[Task prompt] Copy out, from the entries below, each line holding the string "into".

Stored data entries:
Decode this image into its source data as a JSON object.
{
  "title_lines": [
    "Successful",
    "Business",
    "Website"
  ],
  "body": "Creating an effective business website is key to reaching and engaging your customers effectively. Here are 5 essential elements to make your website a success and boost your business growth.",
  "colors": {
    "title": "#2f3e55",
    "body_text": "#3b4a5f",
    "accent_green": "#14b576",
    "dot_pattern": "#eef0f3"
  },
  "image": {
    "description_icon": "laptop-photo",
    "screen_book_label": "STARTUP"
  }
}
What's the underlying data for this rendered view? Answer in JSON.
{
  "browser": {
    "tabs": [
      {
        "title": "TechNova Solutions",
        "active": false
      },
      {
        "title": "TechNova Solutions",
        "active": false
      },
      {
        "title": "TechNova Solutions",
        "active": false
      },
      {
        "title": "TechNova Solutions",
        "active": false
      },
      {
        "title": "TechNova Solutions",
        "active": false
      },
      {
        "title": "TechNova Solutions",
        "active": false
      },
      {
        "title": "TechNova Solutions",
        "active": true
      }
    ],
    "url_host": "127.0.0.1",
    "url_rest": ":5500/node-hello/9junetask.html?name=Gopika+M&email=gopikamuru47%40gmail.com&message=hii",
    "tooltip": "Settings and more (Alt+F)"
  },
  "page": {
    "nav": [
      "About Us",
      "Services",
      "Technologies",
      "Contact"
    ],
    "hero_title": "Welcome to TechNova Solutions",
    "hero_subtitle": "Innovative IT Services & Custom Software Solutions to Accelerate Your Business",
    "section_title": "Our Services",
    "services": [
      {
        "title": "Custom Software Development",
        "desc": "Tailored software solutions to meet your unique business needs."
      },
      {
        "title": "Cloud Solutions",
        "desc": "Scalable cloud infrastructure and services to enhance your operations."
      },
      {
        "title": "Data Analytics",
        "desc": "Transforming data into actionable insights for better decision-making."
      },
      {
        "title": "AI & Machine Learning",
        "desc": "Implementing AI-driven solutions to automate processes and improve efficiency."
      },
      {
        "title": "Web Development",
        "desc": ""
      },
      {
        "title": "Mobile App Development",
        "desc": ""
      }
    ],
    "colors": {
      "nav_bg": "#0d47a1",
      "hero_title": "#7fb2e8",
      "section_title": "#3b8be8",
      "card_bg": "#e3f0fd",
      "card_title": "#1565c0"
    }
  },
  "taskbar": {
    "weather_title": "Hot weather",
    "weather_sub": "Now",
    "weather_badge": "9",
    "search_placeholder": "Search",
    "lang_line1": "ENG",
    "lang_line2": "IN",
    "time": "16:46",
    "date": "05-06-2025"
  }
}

[Task response]
Decode this image into its source data as a JSON object.
        "desc": "Transforming data into actionable insights for better decision-making."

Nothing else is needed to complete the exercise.